Task brief: Set down each entry exactly as given; pictures should not appear in the copy.
◇ ◇ ◇
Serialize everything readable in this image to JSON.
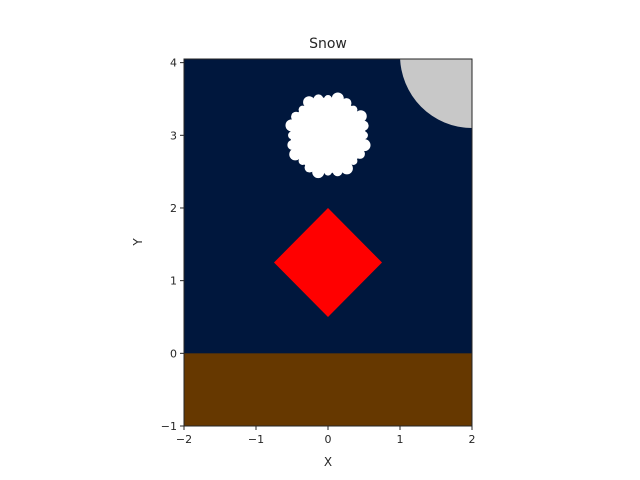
{
  "chart_data": {
    "type": "scatter",
    "title": "Snow",
    "xlabel": "X",
    "ylabel": "Y",
    "xlim": [
      -2,
      2
    ],
    "ylim": [
      -1,
      4.05
    ],
    "grid": false,
    "x_ticks": [
      -2,
      -1,
      0,
      1,
      2
    ],
    "y_ticks": [
      -1,
      0,
      1,
      2,
      3,
      4
    ],
    "x_tick_labels": [
      "−2",
      "−1",
      "0",
      "1",
      "2"
    ],
    "y_tick_labels": [
      "−1",
      "0",
      "1",
      "2",
      "3",
      "4"
    ],
    "colors": {
      "sky": "#00173d",
      "ground": "#663800",
      "moon": "#c8c8c8",
      "snowball": "#ffffff",
      "diamond": "#ff0000",
      "axis": "#262626"
    },
    "shapes": [
      {
        "name": "ground",
        "kind": "rect",
        "x": [
          -2,
          2
        ],
        "y": [
          -1,
          0
        ]
      },
      {
        "name": "moon",
        "kind": "circle",
        "center": [
          2,
          4.1
        ],
        "radius": 1.0
      },
      {
        "name": "snowball",
        "kind": "circle",
        "center": [
          0,
          3.0
        ],
        "radius": 0.52
      },
      {
        "name": "diamond",
        "kind": "polygon",
        "points": [
          [
            0,
            2.0
          ],
          [
            0.75,
            1.25
          ],
          [
            0,
            0.5
          ],
          [
            -0.75,
            1.25
          ]
        ]
      }
    ]
  }
}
◇ ◇ ◇
Exercise solution:
Serialize everything readable in this image to JSON.
{
  "chart_data": {
    "type": "scatter",
    "title": "Snow",
    "xlabel": "X",
    "ylabel": "Y",
    "xlim": [
      -2,
      2
    ],
    "ylim": [
      -1,
      4.05
    ],
    "grid": false,
    "x_ticks": [
      -2,
      -1,
      0,
      1,
      2
    ],
    "y_ticks": [
      -1,
      0,
      1,
      2,
      3,
      4
    ],
    "x_tick_labels": [
      "−2",
      "−1",
      "0",
      "1",
      "2"
    ],
    "y_tick_labels": [
      "−1",
      "0",
      "1",
      "2",
      "3",
      "4"
    ],
    "colors": {
      "sky": "#00173d",
      "ground": "#663800",
      "moon": "#c8c8c8",
      "snowball": "#ffffff",
      "diamond": "#ff0000",
      "axis": "#262626"
    },
    "shapes": [
      {
        "name": "ground",
        "kind": "rect",
        "x": [
          -2,
          2
        ],
        "y": [
          -1,
          0
        ]
      },
      {
        "name": "moon",
        "kind": "circle",
        "center": [
          2,
          4.1
        ],
        "radius": 1.0
      },
      {
        "name": "snowball",
        "kind": "circle",
        "center": [
          0,
          3.0
        ],
        "radius": 0.52
      },
      {
        "name": "diamond",
        "kind": "polygon",
        "points": [
          [
            0,
            2.0
          ],
          [
            0.75,
            1.25
          ],
          [
            0,
            0.5
          ],
          [
            -0.75,
            1.25
          ]
        ]
      }
    ]
  }
}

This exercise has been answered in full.